DIRECTION – Scan the lines below for the string "Dining" and copy every one that has it.

LISTING –
-- -- --

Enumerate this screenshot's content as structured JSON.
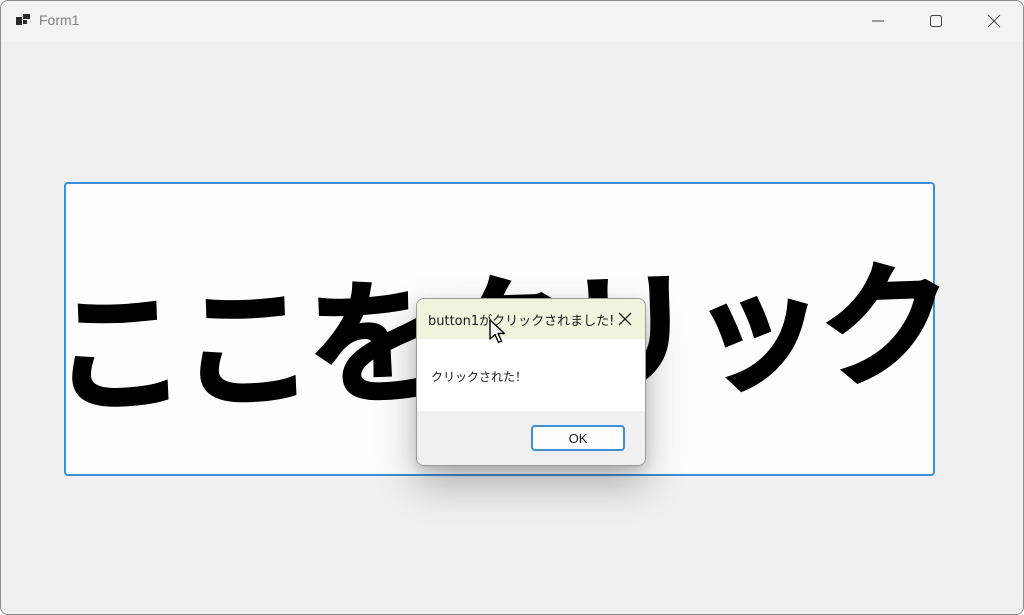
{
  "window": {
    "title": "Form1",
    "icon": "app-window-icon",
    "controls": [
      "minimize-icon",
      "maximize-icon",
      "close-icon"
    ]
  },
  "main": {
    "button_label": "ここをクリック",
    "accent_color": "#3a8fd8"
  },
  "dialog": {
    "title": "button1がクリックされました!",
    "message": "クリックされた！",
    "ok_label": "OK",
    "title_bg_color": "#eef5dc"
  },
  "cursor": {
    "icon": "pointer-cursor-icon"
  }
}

-- -- --

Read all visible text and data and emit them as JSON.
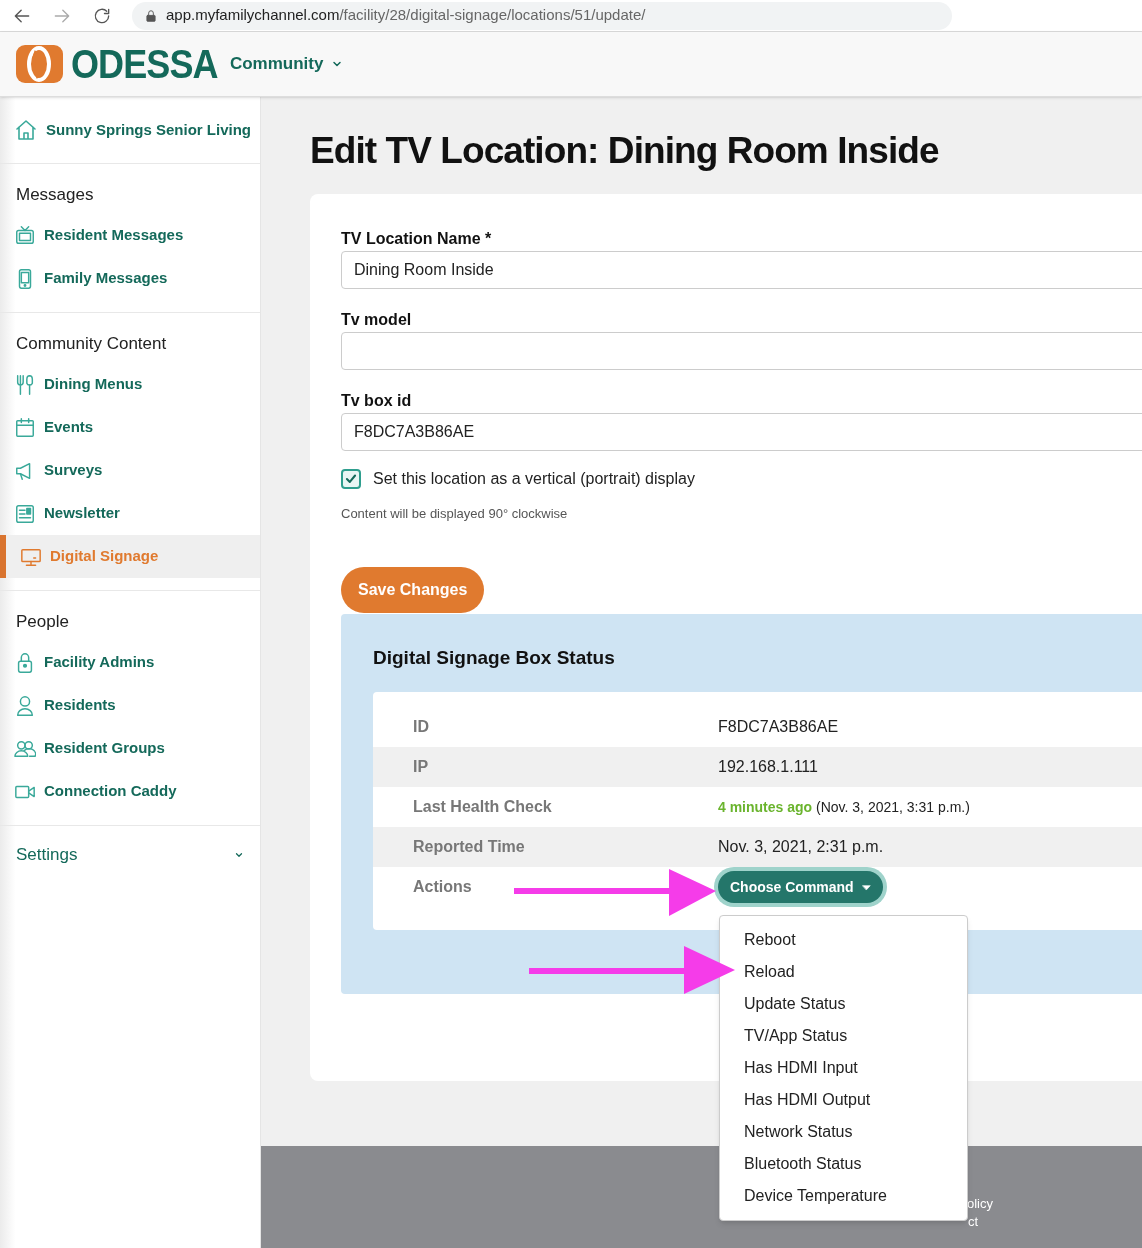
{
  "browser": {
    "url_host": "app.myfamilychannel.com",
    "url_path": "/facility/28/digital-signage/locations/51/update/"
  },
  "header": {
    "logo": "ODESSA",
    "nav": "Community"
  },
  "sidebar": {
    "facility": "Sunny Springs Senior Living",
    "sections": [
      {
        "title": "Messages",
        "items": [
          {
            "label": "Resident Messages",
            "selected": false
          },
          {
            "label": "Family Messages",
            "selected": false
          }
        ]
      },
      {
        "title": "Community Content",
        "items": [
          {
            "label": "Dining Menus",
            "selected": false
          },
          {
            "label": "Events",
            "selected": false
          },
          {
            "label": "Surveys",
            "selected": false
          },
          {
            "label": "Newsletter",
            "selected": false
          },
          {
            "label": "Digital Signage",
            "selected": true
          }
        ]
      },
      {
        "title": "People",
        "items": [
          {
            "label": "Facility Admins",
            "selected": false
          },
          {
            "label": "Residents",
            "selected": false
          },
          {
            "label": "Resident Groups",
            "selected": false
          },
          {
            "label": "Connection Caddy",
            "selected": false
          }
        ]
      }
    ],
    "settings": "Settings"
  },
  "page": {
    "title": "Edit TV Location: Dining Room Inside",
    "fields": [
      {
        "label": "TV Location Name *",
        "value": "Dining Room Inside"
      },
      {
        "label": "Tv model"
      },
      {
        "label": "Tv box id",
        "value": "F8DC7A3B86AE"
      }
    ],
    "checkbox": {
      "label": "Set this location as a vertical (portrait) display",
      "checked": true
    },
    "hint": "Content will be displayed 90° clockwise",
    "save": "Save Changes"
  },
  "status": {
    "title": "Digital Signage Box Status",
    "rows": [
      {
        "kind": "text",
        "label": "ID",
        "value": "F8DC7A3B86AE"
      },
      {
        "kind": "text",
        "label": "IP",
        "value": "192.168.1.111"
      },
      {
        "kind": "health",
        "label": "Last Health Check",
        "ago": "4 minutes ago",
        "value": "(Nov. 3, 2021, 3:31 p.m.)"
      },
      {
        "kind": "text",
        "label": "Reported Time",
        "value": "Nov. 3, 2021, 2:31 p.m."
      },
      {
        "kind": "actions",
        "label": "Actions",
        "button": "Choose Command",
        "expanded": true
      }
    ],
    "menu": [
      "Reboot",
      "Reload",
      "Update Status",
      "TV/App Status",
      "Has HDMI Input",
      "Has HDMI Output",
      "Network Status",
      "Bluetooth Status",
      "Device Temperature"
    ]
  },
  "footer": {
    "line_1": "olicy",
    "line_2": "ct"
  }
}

-- -- --

COMPLETE RESPONSE –
            "label": "Dining Menus",
    "title": "Edit TV Location: Dining Room Inside",
        "value": "Dining Room Inside"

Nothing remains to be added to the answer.